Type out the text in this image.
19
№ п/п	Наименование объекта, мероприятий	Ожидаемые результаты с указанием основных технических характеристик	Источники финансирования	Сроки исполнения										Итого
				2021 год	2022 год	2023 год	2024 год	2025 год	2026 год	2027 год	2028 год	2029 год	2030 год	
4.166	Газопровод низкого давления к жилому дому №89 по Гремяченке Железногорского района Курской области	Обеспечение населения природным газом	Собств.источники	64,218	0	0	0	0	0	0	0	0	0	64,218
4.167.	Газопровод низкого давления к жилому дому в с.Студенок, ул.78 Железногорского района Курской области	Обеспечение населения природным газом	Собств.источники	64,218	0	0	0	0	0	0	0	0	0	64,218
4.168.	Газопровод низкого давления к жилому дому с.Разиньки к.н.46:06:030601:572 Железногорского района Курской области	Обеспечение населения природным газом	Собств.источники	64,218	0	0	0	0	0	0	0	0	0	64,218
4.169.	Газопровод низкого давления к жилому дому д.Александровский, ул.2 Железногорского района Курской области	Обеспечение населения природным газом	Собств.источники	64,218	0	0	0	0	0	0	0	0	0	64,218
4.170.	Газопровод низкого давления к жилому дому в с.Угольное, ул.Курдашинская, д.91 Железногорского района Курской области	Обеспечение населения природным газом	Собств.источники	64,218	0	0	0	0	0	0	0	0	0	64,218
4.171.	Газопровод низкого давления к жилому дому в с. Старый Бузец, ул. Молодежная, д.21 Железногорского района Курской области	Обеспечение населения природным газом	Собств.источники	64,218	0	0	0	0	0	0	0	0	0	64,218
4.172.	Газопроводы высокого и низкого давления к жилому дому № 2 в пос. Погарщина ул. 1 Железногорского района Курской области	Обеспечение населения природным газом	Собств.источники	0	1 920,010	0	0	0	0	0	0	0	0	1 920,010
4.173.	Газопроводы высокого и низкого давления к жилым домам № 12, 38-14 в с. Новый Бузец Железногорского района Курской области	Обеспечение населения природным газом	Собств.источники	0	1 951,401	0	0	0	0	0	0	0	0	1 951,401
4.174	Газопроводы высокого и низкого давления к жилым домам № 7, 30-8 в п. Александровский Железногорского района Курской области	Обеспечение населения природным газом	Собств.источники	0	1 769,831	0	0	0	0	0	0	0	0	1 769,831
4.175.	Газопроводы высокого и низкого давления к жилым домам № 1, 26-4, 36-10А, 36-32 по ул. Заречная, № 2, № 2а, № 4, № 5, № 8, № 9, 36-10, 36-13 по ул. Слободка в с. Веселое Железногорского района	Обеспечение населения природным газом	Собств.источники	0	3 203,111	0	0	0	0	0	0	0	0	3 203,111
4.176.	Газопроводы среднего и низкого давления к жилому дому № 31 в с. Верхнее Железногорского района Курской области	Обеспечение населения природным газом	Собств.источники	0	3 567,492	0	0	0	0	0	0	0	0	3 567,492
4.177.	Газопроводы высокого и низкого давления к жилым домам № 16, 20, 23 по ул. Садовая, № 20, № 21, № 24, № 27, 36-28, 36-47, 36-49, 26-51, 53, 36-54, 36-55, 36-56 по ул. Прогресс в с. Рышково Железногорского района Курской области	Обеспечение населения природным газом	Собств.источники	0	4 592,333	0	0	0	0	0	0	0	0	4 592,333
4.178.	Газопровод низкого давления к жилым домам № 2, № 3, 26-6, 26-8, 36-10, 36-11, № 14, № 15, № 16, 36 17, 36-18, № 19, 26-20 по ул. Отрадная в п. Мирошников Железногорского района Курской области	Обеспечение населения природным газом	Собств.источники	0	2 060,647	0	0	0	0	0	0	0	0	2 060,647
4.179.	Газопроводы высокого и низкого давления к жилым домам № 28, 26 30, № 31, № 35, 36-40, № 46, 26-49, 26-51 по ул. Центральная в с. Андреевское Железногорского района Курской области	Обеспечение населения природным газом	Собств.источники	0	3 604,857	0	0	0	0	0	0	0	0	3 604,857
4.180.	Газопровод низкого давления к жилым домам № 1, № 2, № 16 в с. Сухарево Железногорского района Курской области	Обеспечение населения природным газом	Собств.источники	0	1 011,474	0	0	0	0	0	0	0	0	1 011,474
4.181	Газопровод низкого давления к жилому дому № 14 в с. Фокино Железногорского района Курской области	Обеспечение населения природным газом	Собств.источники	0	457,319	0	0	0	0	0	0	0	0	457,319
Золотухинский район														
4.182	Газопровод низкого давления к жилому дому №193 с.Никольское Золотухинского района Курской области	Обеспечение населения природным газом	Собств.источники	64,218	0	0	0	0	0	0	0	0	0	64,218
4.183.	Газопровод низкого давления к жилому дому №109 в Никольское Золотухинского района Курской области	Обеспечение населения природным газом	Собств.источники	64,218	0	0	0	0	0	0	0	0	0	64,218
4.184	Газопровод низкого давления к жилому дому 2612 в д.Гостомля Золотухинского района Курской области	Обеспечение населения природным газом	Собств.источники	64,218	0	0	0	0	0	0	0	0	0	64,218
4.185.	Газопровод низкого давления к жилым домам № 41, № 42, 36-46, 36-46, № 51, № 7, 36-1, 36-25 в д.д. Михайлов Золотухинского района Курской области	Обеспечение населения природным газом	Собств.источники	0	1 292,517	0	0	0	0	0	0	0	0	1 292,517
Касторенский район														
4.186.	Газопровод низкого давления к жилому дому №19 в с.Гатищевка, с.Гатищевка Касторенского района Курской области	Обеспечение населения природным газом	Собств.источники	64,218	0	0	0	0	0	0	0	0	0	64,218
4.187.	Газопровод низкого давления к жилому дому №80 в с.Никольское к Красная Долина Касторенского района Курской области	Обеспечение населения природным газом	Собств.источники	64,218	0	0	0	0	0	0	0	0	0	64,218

····················

**AIM OF THE TASK:** Give the entries again in full, exactly as they are written.

**EXERCISE RESPONSE:**
Type out the text in this image.
19
№ п/п	Наименование объекта, мероприятий	Ожидаемые результаты с указанием основных технических характеристик	Источники финансирования	Сроки исполнения										Итого
				2021 год	2022 год	2023 год	2024 год	2025 год	2026 год	2027 год	2028 год	2029 год	2030 год	
4.166	Газопровод низкого давления к жилому дому №89 по Гремяченке Железногорского района Курской области	Обеспечение населения природным газом	Собств.источники	64,218	0	0	0	0	0	0	0	0	0	64,218
4.167.	Газопровод низкого давления к жилому дому в с.Студенок, ул.78 Железногорского района Курской области	Обеспечение населения природным газом	Собств.источники	64,218	0	0	0	0	0	0	0	0	0	64,218
4.168.	Газопровод низкого давления к жилому дому с.Разиньки к.н.46:06:030601:572 Железногорского района Курской области	Обеспечение населения природным газом	Собств.источники	64,218	0	0	0	0	0	0	0	0	0	64,218
4.169.	Газопровод низкого давления к жилому дому д.Александровский, ул.2 Железногорского района Курской области	Обеспечение населения природным газом	Собств.источники	64,218	0	0	0	0	0	0	0	0	0	64,218
4.170.	Газопровод низкого давления к жилому дому в с.Угольное, ул.Курдашинская, д.91 Железногорского района Курской области	Обеспечение населения природным газом	Собств.источники	64,218	0	0	0	0	0	0	0	0	0	64,218
4.171.	Газопровод низкого давления к жилому дому в с. Старый Бузец, ул. Молодежная, д.21 Железногорского района Курской области	Обеспечение населения природным газом	Собств.источники	64,218	0	0	0	0	0	0	0	0	0	64,218
4.172.	Газопроводы высокого и низкого давления к жилому дому № 2 в пос. Погарщина ул. 1 Железногорского района Курской области	Обеспечение населения природным газом	Собств.источники	0	1 920,010	0	0	0	0	0	0	0	0	1 920,010
4.173.	Газопроводы высокого и низкого давления к жилым домам № 12, 38-14 в с. Новый Бузец Железногорского района Курской области	Обеспечение населения природным газом	Собств.источники	0	1 951,401	0	0	0	0	0	0	0	0	1 951,401
4.174	Газопроводы высокого и низкого давления к жилым домам № 7, 30-8 в п. Александровский Железногорского района Курской области	Обеспечение населения природным газом	Собств.источники	0	1 769,831	0	0	0	0	0	0	0	0	1 769,831
4.175.	Газопроводы высокого и низкого давления к жилым домам № 1, 26-4, 36-10А, 36-32 по ул. Заречная, № 2, № 2а, № 4, № 5, № 8, № 9, 36-10, 36-13 по ул. Слободка в с. Веселое Железногорского района	Обеспечение населения природным газом	Собств.источники	0	3 203,111	0	0	0	0	0	0	0	0	3 203,111
4.176.	Газопроводы среднего и низкого давления к жилому дому № 31 в с. Верхнее Железногорского района Курской области	Обеспечение населения природным газом	Собств.источники	0	3 567,492	0	0	0	0	0	0	0	0	3 567,492
4.177.	Газопроводы высокого и низкого давления к жилым домам № 16, 20, 23 по ул. Садовая, № 20, № 21, № 24, № 27, 36-28, 36-47, 36-49, 26-51, 53, 36-54, 36-55, 36-56 по ул. Прогресс в с. Рышково Железногорского района Курской области	Обеспечение населения природным газом	Собств.источники	0	4 592,333	0	0	0	0	0	0	0	0	4 592,333
4.178.	Газопровод низкого давления к жилым домам № 2, № 3, 26-6, 26-8, 36-10, 36-11, № 14, № 15, № 16, 36 17, 36-18, № 19, 26-20 по ул. Отрадная в п. Мирошников Железногорского района Курской области	Обеспечение населения природным газом	Собств.источники	0	2 060,647	0	0	0	0	0	0	0	0	2 060,647
4.179.	Газопроводы высокого и низкого давления к жилым домам № 28, 26 30, № 31, № 35, 36-40, № 46, 26-49, 26-51 по ул. Центральная в с. Андреевское Железногорского района Курской области	Обеспечение населения природным газом	Собств.источники	0	3 604,857	0	0	0	0	0	0	0	0	3 604,857
4.180.	Газопровод низкого давления к жилым домам № 1, № 2, № 16 в с. Сухарево Железногорского района Курской области	Обеспечение населения природным газом	Собств.источники	0	1 011,474	0	0	0	0	0	0	0	0	1 011,474
4.181	Газопровод низкого давления к жилому дому № 14 в с. Фокино Железногорского района Курской области	Обеспечение населения природным газом	Собств.источники	0	457,319	0	0	0	0	0	0	0	0	457,319
Золотухинский район														
4.182	Газопровод низкого давления к жилому дому №193 с.Никольское Золотухинского района Курской области	Обеспечение населения природным газом	Собств.источники	64,218	0	0	0	0	0	0	0	0	0	64,218
4.183.	Газопровод низкого давления к жилому дому №109 в Никольское Золотухинского района Курской области	Обеспечение населения природным газом	Собств.источники	64,218	0	0	0	0	0	0	0	0	0	64,218
4.184	Газопровод низкого давления к жилому дому 2612 в д.Гостомля Золотухинского района Курской области	Обеспечение населения природным газом	Собств.источники	64,218	0	0	0	0	0	0	0	0	0	64,218
4.185.	Газопровод низкого давления к жилым домам № 41, № 42, 36-46, 36-46, № 51, № 7, 36-1, 36-25 в д.д. Михайлов Золотухинского района Курской области	Обеспечение населения природным газом	Собств.источники	0	1 292,517	0	0	0	0	0	0	0	0	1 292,517
Касторенский район														
4.186.	Газопровод низкого давления к жилому дому №19 в с.Гатищевка, с.Гатищевка Касторенского района Курской области	Обеспечение населения природным газом	Собств.источники	64,218	0	0	0	0	0	0	0	0	0	64,218
4.187.	Газопровод низкого давления к жилому дому №80 в с.Никольское к Красная Долина Касторенского района Курской области	Обеспечение населения природным газом	Собств.источники	64,218	0	0	0	0	0	0	0	0	0	64,218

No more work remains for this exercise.